■ Material provided
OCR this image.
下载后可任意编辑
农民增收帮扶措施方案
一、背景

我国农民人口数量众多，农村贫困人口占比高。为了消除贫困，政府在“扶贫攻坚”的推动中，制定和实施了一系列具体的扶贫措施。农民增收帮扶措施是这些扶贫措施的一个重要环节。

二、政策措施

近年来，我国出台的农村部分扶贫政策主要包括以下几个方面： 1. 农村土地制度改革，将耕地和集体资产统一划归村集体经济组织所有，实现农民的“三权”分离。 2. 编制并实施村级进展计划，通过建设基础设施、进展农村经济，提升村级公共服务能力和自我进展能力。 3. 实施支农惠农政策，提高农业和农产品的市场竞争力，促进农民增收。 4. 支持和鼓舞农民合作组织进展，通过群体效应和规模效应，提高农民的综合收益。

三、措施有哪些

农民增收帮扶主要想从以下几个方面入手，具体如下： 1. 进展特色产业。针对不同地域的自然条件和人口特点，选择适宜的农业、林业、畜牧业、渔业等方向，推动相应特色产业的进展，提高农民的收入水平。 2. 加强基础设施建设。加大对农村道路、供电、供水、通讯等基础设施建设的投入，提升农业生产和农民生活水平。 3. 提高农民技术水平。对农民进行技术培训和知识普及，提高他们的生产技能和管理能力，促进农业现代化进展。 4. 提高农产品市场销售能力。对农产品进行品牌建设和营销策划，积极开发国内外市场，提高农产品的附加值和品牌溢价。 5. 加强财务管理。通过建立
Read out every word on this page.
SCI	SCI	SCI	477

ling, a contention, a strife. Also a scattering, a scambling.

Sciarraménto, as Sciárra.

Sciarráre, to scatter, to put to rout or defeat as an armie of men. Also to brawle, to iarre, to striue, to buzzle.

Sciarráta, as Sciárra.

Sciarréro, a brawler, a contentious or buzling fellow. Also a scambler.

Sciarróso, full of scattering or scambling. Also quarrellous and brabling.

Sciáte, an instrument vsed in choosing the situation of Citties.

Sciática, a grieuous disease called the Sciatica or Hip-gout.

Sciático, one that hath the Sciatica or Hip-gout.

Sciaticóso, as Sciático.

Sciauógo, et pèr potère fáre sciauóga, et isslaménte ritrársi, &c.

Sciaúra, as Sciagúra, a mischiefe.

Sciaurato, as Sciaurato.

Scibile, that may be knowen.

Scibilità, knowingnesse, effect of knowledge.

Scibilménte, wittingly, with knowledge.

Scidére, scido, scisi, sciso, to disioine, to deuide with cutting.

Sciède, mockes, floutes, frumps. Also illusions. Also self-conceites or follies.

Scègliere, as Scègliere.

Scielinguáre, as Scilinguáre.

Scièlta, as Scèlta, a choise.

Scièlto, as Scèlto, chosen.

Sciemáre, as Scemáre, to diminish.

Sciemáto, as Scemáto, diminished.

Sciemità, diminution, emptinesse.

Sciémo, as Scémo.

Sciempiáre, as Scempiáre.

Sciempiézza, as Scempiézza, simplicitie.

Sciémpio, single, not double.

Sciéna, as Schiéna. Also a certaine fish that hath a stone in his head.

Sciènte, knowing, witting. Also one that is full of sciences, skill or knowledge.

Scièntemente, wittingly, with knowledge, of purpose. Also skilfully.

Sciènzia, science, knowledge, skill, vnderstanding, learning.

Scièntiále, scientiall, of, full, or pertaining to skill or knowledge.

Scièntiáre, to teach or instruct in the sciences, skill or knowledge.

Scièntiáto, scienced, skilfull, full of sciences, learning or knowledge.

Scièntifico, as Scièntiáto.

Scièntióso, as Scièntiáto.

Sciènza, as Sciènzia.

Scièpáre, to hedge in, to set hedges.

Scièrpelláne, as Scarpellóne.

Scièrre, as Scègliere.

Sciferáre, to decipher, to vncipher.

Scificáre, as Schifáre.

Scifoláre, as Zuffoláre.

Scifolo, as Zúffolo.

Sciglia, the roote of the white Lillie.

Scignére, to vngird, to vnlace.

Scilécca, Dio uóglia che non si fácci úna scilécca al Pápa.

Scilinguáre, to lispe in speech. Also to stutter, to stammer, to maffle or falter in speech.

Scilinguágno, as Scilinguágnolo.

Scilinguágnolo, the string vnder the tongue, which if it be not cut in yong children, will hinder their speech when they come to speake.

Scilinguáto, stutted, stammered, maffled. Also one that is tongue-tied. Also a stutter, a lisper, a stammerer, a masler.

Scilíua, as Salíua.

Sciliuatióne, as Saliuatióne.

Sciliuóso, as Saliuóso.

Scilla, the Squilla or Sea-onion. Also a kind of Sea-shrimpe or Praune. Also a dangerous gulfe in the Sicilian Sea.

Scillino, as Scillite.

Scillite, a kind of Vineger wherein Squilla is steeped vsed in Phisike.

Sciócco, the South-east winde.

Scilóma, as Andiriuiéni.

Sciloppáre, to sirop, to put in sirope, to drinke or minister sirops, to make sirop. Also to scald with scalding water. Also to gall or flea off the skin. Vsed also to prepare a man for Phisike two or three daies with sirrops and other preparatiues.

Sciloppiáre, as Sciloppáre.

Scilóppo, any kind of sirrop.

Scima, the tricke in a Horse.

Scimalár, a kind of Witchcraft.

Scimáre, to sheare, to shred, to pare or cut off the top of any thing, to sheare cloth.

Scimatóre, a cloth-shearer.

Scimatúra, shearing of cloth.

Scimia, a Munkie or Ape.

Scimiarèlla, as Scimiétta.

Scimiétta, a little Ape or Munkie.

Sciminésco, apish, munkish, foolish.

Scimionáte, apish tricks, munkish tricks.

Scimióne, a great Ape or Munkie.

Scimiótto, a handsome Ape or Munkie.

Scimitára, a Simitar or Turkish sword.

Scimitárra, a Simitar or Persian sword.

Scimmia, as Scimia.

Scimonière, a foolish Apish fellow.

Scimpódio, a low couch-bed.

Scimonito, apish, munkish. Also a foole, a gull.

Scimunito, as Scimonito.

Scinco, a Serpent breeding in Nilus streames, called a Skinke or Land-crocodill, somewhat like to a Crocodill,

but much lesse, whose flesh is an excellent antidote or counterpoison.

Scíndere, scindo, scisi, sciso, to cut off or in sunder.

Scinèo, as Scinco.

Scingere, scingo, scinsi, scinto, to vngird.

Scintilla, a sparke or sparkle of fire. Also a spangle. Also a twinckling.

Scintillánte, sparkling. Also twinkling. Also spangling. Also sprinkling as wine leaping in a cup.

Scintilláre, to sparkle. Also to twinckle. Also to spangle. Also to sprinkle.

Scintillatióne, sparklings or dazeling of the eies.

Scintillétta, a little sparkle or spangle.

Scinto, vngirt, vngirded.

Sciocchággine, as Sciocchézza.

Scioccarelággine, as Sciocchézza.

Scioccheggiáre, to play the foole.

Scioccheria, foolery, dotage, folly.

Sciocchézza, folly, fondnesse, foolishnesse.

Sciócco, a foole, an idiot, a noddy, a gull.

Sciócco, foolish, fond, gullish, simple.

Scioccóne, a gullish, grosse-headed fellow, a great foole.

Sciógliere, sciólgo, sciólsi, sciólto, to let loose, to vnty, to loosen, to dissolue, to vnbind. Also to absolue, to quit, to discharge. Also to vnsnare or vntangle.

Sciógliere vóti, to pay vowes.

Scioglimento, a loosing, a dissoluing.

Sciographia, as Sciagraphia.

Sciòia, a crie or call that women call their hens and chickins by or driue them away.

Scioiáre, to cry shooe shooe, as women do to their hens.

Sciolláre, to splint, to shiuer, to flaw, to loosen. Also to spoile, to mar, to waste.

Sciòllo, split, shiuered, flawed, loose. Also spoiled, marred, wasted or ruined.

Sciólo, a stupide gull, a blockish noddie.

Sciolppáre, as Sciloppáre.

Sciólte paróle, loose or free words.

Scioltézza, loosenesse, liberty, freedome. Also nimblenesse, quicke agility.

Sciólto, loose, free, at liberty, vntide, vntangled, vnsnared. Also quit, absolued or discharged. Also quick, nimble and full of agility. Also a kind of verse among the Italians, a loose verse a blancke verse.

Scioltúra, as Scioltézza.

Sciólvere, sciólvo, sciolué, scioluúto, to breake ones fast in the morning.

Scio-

■ Task to carry out
Scan the data for the word "Scilinguáre" and copy every line where it shows up.

■ Answer for the task
Scielinguáre, as Scilinguáre.
Scilinguáre, to lispe in speech. Also to stutter, to stammer, to maffle or falter in speech.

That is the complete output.